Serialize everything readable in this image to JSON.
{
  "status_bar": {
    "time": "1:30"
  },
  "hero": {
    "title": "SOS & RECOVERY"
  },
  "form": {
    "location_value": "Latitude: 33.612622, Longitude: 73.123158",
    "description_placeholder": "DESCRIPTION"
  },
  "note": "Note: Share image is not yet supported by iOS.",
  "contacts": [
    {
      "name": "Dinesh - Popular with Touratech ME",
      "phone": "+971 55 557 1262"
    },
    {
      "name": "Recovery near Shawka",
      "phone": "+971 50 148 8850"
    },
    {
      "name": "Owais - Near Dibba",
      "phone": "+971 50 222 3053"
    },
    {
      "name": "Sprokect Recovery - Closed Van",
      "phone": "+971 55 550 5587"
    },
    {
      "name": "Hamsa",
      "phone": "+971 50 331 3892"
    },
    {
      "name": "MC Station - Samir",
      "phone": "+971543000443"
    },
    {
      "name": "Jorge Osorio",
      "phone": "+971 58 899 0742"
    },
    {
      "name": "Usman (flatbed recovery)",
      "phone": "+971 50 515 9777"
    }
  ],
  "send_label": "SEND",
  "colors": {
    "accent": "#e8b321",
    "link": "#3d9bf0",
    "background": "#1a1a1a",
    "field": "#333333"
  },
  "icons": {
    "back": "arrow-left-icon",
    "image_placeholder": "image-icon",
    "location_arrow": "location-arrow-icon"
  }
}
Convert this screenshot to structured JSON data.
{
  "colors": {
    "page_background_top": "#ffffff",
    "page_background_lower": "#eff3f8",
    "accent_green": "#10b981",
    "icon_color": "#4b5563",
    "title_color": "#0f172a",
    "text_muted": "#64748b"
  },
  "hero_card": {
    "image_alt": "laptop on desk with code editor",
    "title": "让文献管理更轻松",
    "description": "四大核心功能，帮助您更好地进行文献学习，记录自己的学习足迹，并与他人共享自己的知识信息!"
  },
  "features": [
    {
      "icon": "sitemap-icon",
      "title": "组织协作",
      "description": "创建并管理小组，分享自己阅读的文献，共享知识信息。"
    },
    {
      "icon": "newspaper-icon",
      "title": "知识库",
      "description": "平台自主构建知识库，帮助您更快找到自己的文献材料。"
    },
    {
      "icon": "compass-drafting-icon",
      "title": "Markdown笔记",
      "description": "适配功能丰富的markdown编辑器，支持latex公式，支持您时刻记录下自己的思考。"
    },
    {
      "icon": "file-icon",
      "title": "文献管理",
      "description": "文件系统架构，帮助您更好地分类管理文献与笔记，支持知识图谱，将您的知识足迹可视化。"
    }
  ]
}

-- -- --

_WORK REQUIRED_
Gather from the data above every line with the string "name".

_TASK OUTPUT_
      "name": "Dinesh - Popular with Touratech ME",
      "name": "Recovery near Shawka",
      "name": "Owais - Near Dibba",
      "name": "Sprokect Recovery - Closed Van",
      "name": "Hamsa",
      "name": "MC Station - Samir",
      "name": "Jorge Osorio",
      "name": "Usman (flatbed recovery)",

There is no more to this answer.